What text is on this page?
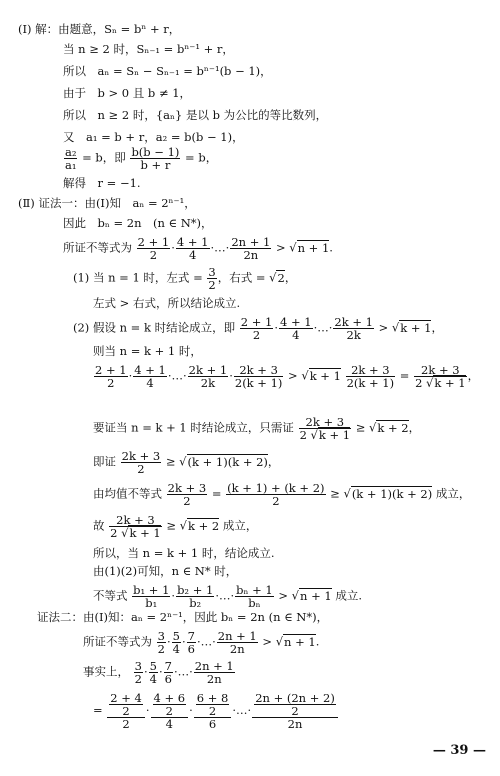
(Ⅰ) 解：由题意，Sₙ = bⁿ + r，
当 n ≥ 2 时，Sₙ₋₁ = bⁿ⁻¹ + r，
所以　aₙ = Sₙ − Sₙ₋₁ = bⁿ⁻¹(b − 1)，
由于　b > 0 且 b ≠ 1，
所以　n ≥ 2 时，{aₙ} 是以 b 为公比的等比数列，
又　a₁ = b + r，a₂ = b(b − 1)，
$\frac{\text{a₂}}{\text{a₁}} = b$，即 $\frac{b(b - 1)}{b + r} = b$，
解得　r = −1.
(Ⅱ) 证法一：由(Ⅰ)知　aₙ = 2ⁿ⁻¹，
因此　bₙ = 2n　(n ∈ N*)，
所证不等式为 $\frac{2 + 1}{2} \cdot \frac{4 + 1}{4}$ ·…· $\frac{2n + 1}{2n} > √n + 1$.
(1) 当 n = 1 时，左式 = $\frac{3}{2}$ ，右式 = √2，
左式 > 右式，所以结论成立.
(2) 假设 n = k 时结论成立，即 $\frac{2 + 1}{2} \cdot \frac{4 + 1}{4}$ ·…· $\frac{2k + 1}{2k} > √k + 1$，
则当 n = k + 1 时，
$\frac{2 + 1}{2} \cdot \frac{4 + 1}{4}$ ·…· $\frac{2k + 1}{2k} \cdot \frac{2k + 3}{2(k + 1)} > √k + 1 \frac{2k + 3}{2(k + 1)} = \frac{2k + 3}{2 √k + 1}$ ，
要证当 n = k + 1 时结论成立，只需证 $\frac{2k + 3}{2 √k + 1} \ge √k + 2$，
即证 $\frac{2k + 3}{2} \ge √(k + 1)(k + 2)$，
由均值不等式 $\frac{2k + 3}{2} = \frac{(k + 1) + (k + 2)}{2} \ge √(k + 1)(k + 2)$ 成立，
故 $\frac{2k + 3}{2 √k + 1} \ge √k + 2$ 成立，
所以，当 n = k + 1 时，结论成立.
由(1)(2)可知，n ∈ N* 时，
不等式 $\frac{\text{b₁ + 1}}{\text{b₁}} \cdot \frac{\text{b₂ + 1}}{\text{b₂}}$ ·…· $\frac{\text{bₙ + 1}}{\text{bₙ}} > √n + 1$ 成立.
证法二：由(Ⅰ)知：aₙ = 2ⁿ⁻¹，因此 bₙ = 2n (n ∈ N*)，
所证不等式为 $\frac{3}{2} \cdot \frac{5}{4} \cdot \frac{7}{6}$ ·…· $\frac{2n + 1}{2n} > √n + 1$.
事实上， $\frac{3}{2} \cdot \frac{5}{4} \cdot \frac{7}{6}$ ·…· $\frac{2n + 1}{2n}$
= $\frac{\frac{2 + 4}{2}}{2} \cdot \frac{\frac{4 + 6}{2}}{4} \cdot \frac{\frac{6 + 8}{2}}{6}$ ·…· $\frac{\frac{2n + (2n + 2)}{2}}{2n}$
— 39 —
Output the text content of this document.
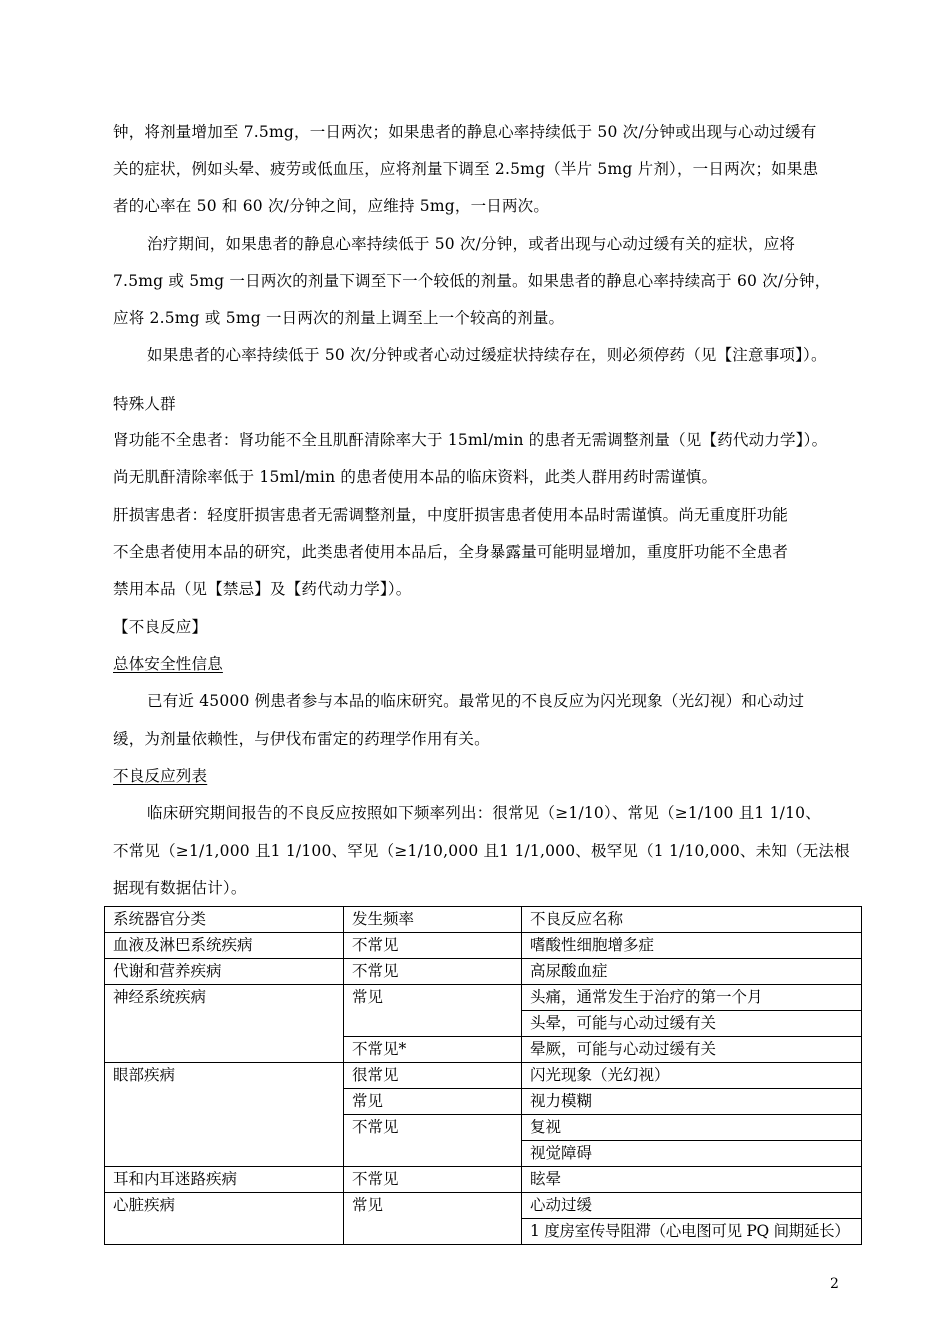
钟，将剂量增加至 7.5mg，一日两次；如果患者的静息心率持续低于 50 次/分钟或出现与心动过缓有
关的症状，例如头晕、疲劳或低血压，应将剂量下调至 2.5mg（半片 5mg 片剂），一日两次；如果患
者的心率在 50 和 60 次/分钟之间，应维持 5mg，一日两次。
治疗期间，如果患者的静息心率持续低于 50 次/分钟，或者出现与心动过缓有关的症状，应将
7.5mg 或 5mg 一日两次的剂量下调至下一个较低的剂量。如果患者的静息心率持续高于 60 次/分钟，
应将 2.5mg 或 5mg 一日两次的剂量上调至上一个较高的剂量。
如果患者的心率持续低于 50 次/分钟或者心动过缓症状持续存在，则必须停药（见【注意事项】）。
特殊人群
肾功能不全患者：肾功能不全且肌酐清除率大于 15ml/min 的患者无需调整剂量（见【药代动力学】）。
尚无肌酐清除率低于 15ml/min 的患者使用本品的临床资料，此类人群用药时需谨慎。
肝损害患者：轻度肝损害患者无需调整剂量，中度肝损害患者使用本品时需谨慎。尚无重度肝功能
不全患者使用本品的研究，此类患者使用本品后，全身暴露量可能明显增加，重度肝功能不全患者
禁用本品（见【禁忌】及【药代动力学】）。
【不良反应】
总体安全性信息
已有近 45000 例患者参与本品的临床研究。最常见的不良反应为闪光现象（光幻视）和心动过
缓，为剂量依赖性，与伊伐布雷定的药理学作用有关。
不良反应列表
临床研究期间报告的不良反应按照如下频率列出：很常见（≥1/10）、常见（≥1/100 且1 1/10、
不常见（≥1/1,000 且1 1/100、罕见（≥1/10,000 且1 1/1,000、极罕见（1 1/10,000、未知（无法根
据现有数据估计）。
系统器官分类	发生频率	不良反应名称
血液及淋巴系统疾病	不常见	嗜酸性细胞增多症
代谢和营养疾病	不常见	高尿酸血症
神经系统疾病	常见	头痛，通常发生于治疗的第一个月
		头晕，可能与心动过缓有关
	不常见*	晕厥，可能与心动过缓有关
眼部疾病	很常见	闪光现象（光幻视）
	常见	视力模糊
	不常见	复视
		视觉障碍
耳和内耳迷路疾病	不常见	眩晕
心脏疾病	常见	心动过缓
		1 度房室传导阻滞（心电图可见 PQ 间期延长）
2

* [Instruction]: Above are the records. Identify each line that contains the word "this".

* [Response below]:
What text is on this page?
Output the text content of this document.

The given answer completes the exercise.